Search the entries below. Return every line that has "azar" in it.

--- START EXERCISE INPUT ---

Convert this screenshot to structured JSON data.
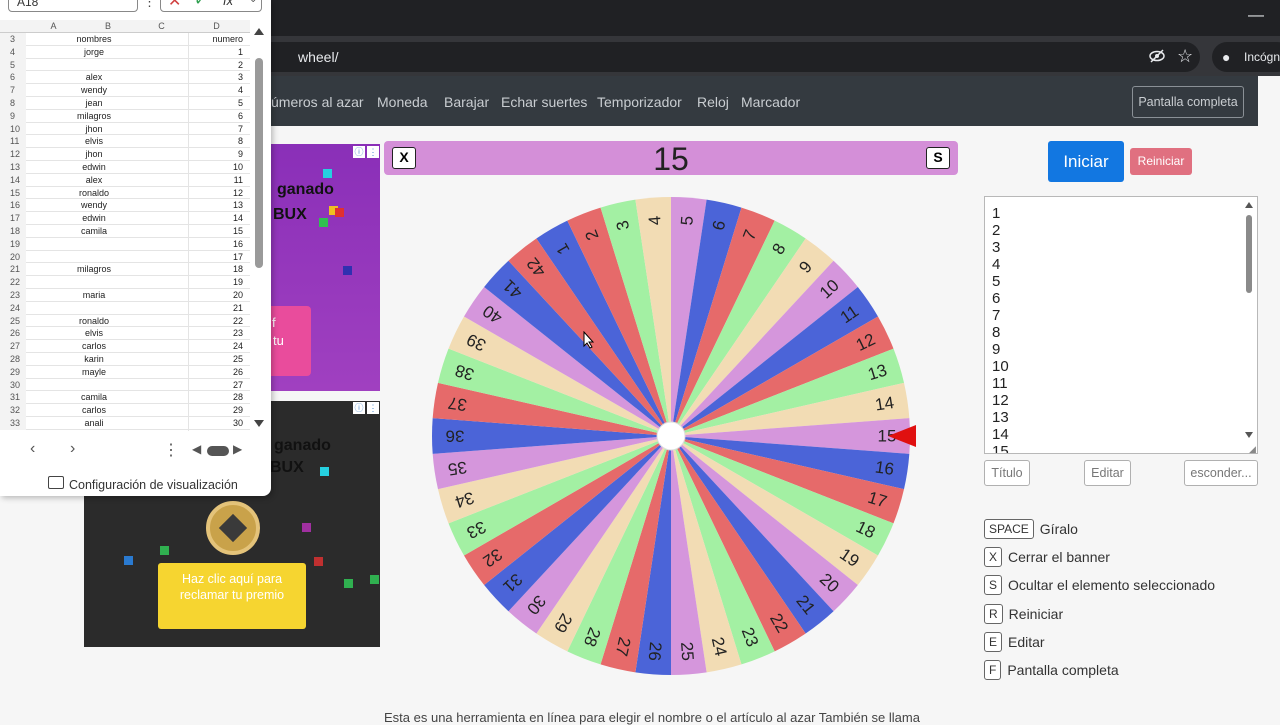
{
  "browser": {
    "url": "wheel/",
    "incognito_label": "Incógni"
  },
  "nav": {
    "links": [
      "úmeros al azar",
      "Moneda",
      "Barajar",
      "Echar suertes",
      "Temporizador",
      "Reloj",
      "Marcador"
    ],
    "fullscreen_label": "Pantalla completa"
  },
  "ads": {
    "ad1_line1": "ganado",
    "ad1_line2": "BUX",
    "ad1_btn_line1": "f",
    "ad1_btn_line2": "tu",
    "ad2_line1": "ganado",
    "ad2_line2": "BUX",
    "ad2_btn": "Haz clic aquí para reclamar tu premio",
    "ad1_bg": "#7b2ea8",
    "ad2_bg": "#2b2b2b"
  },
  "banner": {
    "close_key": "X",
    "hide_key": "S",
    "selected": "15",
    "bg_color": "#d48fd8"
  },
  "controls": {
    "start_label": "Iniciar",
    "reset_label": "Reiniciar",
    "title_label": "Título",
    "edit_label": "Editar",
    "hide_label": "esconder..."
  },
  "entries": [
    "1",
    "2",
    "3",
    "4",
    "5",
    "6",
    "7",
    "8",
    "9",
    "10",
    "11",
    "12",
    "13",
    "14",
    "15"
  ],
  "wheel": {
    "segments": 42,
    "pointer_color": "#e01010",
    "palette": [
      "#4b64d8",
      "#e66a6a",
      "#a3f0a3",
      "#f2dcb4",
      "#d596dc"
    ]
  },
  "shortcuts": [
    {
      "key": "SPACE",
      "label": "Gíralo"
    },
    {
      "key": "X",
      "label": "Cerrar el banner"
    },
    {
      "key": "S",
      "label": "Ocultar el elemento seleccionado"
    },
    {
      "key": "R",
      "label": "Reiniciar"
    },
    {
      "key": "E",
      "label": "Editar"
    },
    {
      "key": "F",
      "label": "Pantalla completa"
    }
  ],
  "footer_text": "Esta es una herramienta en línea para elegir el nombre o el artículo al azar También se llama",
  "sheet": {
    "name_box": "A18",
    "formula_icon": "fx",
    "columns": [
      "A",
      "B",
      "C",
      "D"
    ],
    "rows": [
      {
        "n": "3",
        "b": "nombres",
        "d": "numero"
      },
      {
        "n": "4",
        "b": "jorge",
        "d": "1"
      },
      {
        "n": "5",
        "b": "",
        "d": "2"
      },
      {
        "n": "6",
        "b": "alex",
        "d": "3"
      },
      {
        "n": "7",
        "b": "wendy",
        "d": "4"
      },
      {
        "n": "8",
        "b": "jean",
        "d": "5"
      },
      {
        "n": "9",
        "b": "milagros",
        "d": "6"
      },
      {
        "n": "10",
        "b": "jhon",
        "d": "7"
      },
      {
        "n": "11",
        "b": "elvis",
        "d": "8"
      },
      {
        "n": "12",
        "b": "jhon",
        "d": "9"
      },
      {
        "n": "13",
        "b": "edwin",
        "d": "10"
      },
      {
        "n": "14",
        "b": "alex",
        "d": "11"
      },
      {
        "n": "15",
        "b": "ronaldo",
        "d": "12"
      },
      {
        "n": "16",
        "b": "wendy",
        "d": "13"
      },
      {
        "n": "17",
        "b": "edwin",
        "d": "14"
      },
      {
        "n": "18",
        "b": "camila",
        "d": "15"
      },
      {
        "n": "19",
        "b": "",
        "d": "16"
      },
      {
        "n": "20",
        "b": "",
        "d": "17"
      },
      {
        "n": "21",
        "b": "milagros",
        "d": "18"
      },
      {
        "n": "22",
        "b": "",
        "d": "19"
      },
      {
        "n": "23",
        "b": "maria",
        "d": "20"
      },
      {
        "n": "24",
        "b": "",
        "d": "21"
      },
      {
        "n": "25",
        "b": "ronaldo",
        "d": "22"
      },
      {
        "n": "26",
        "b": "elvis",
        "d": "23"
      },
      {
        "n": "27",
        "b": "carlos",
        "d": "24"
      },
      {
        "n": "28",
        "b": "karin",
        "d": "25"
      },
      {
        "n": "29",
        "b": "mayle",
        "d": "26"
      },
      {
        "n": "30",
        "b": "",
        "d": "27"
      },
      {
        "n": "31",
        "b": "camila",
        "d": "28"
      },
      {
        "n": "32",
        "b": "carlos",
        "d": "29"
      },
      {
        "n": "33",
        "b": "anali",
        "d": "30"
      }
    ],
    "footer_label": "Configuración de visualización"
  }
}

--- END EXERCISE INPUT ---
--- START EXERCISE INPUT ---

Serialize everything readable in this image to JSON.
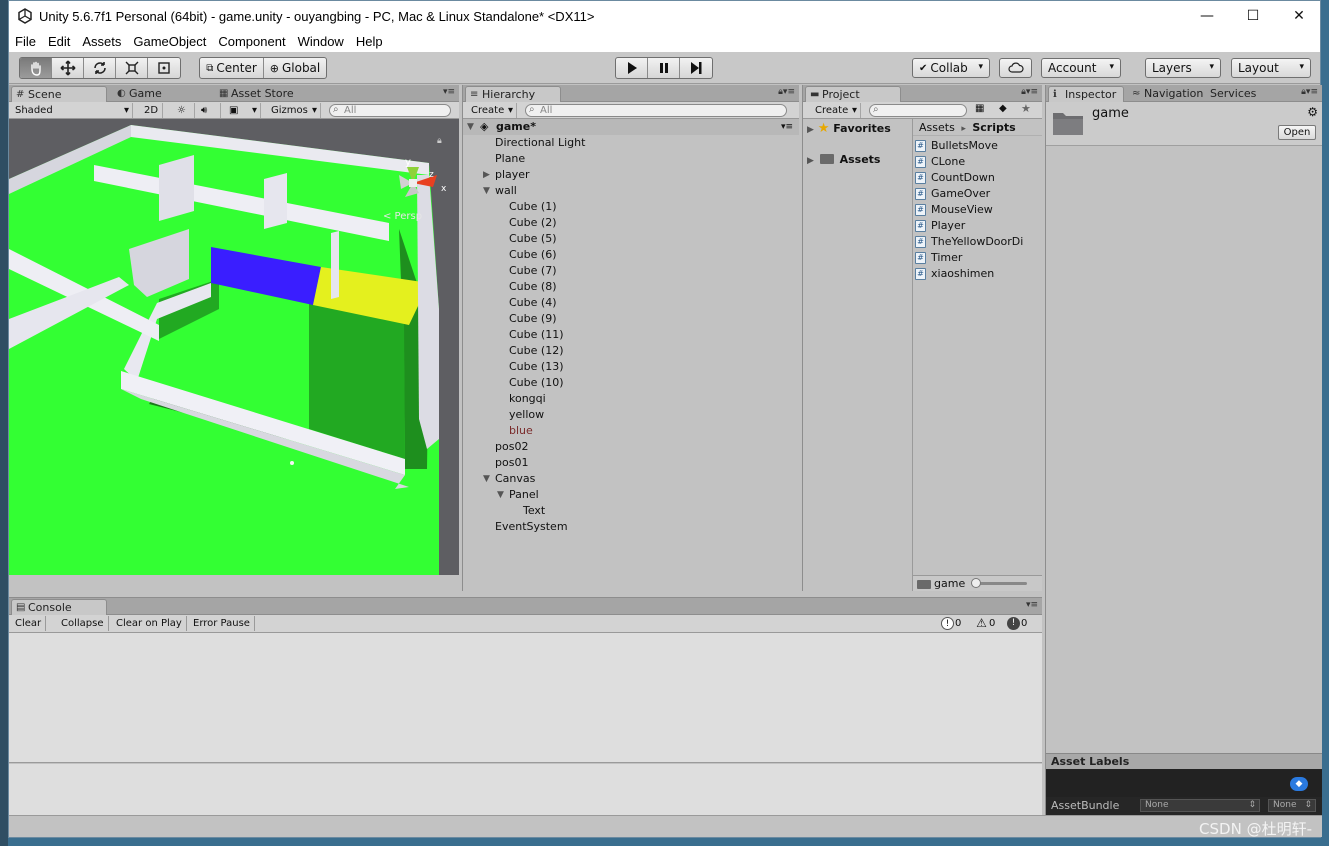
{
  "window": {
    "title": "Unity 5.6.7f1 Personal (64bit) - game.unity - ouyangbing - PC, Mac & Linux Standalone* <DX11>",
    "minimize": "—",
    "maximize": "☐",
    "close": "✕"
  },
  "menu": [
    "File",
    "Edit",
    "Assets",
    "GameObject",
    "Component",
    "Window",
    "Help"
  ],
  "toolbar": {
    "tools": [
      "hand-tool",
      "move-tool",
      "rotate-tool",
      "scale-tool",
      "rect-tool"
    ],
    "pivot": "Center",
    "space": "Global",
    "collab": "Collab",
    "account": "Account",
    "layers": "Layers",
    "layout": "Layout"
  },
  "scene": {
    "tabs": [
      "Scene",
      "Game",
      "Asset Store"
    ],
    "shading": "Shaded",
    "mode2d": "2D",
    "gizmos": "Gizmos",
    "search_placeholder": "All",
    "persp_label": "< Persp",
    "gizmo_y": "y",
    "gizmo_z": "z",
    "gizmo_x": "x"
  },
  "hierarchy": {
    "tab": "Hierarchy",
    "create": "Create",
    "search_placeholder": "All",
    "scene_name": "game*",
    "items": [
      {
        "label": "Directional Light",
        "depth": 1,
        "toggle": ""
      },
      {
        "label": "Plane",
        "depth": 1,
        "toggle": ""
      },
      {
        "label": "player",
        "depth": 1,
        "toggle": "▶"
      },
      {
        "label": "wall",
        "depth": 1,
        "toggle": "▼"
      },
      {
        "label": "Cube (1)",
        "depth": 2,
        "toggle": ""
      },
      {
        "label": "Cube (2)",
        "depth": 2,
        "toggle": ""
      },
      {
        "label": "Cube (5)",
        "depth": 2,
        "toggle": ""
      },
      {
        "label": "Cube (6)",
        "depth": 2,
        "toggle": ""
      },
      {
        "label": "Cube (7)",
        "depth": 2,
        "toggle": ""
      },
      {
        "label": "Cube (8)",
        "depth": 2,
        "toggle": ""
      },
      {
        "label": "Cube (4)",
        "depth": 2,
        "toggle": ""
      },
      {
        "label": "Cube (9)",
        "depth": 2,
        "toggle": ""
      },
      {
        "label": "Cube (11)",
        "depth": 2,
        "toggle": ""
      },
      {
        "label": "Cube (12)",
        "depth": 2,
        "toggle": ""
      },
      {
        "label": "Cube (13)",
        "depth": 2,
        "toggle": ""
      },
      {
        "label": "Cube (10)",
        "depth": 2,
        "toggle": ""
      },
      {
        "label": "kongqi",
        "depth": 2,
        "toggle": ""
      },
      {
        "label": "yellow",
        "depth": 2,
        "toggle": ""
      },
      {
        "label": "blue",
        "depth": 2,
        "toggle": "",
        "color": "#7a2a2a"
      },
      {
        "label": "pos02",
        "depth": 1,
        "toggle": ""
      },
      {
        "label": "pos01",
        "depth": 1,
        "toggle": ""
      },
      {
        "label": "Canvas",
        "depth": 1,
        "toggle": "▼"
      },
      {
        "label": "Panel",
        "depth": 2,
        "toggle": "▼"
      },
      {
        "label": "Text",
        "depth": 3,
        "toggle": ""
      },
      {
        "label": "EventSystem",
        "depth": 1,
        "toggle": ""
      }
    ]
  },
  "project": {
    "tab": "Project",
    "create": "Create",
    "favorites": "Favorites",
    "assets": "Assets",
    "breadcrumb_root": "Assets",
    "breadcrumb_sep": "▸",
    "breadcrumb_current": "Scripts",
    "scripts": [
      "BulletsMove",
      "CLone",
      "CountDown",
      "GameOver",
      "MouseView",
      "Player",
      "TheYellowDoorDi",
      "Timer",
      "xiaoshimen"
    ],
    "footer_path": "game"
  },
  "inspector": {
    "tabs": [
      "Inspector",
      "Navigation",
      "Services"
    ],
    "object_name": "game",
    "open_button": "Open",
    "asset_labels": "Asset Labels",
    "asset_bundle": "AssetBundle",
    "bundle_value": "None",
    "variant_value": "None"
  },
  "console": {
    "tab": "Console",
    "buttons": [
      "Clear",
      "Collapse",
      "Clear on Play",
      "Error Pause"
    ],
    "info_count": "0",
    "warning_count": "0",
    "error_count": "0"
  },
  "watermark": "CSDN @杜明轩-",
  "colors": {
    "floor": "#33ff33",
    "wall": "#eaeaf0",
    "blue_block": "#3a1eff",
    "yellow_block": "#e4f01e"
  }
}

--- END EXERCISE INPUT ---

--- TASK OUTPUT ---
      "úmeros al azar",
  "footer_text": "Esta es una herramienta en línea para elegir el nombre o el artículo al azar También se llama",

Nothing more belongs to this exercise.